* **Task to carry out**: Reproduce the items word for word, from the first line through the line containing "- collapse-chevron-icon[interactable]: [843, 1185, 880, 1212]", with both of those lines included.

* **Stored data**:
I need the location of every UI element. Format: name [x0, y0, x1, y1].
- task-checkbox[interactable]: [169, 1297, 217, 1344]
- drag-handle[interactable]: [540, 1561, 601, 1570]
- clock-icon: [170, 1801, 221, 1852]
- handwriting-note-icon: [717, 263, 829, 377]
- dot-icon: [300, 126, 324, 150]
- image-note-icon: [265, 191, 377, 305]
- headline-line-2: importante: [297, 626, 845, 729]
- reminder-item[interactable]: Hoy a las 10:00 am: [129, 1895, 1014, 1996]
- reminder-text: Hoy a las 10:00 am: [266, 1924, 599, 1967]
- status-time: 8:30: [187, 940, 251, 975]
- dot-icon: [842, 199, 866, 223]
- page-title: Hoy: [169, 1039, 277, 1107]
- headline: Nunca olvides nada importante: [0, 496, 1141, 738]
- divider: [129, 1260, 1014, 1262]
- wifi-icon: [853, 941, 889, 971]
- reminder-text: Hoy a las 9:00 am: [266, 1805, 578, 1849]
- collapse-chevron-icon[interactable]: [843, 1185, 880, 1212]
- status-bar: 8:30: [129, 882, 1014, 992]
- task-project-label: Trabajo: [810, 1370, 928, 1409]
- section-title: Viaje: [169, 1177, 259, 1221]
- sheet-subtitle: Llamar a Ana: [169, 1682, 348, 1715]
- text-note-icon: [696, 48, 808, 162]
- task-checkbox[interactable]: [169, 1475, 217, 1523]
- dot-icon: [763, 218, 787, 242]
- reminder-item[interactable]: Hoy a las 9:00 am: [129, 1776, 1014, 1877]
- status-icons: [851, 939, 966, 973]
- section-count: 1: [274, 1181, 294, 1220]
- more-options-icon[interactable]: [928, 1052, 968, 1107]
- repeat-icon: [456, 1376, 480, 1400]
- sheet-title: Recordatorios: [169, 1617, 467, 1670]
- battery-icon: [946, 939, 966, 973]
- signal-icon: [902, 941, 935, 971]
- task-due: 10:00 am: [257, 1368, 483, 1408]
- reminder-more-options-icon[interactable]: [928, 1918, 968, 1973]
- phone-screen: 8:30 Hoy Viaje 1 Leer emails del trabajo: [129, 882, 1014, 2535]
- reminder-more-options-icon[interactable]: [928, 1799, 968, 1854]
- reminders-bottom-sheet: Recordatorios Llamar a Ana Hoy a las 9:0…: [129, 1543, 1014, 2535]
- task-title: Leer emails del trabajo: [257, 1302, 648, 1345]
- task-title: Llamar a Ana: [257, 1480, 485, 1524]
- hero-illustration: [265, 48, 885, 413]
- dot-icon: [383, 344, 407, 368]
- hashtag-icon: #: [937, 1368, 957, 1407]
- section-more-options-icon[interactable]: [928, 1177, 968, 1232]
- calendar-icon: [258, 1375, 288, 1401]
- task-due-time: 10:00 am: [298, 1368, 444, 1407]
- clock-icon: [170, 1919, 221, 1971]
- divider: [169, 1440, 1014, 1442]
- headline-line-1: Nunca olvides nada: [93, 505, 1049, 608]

* **Written response**:
I need the location of every UI element. Format: name [x0, y0, x1, y1].
- task-checkbox[interactable]: [169, 1297, 217, 1344]
- drag-handle[interactable]: [540, 1561, 601, 1570]
- clock-icon: [170, 1801, 221, 1852]
- handwriting-note-icon: [717, 263, 829, 377]
- dot-icon: [300, 126, 324, 150]
- image-note-icon: [265, 191, 377, 305]
- headline-line-2: importante: [297, 626, 845, 729]
- reminder-item[interactable]: Hoy a las 10:00 am: [129, 1895, 1014, 1996]
- reminder-text: Hoy a las 10:00 am: [266, 1924, 599, 1967]
- status-time: 8:30: [187, 940, 251, 975]
- dot-icon: [842, 199, 866, 223]
- page-title: Hoy: [169, 1039, 277, 1107]
- headline: Nunca olvides nada importante: [0, 496, 1141, 738]
- divider: [129, 1260, 1014, 1262]
- wifi-icon: [853, 941, 889, 971]
- reminder-text: Hoy a las 9:00 am: [266, 1805, 578, 1849]
- collapse-chevron-icon[interactable]: [843, 1185, 880, 1212]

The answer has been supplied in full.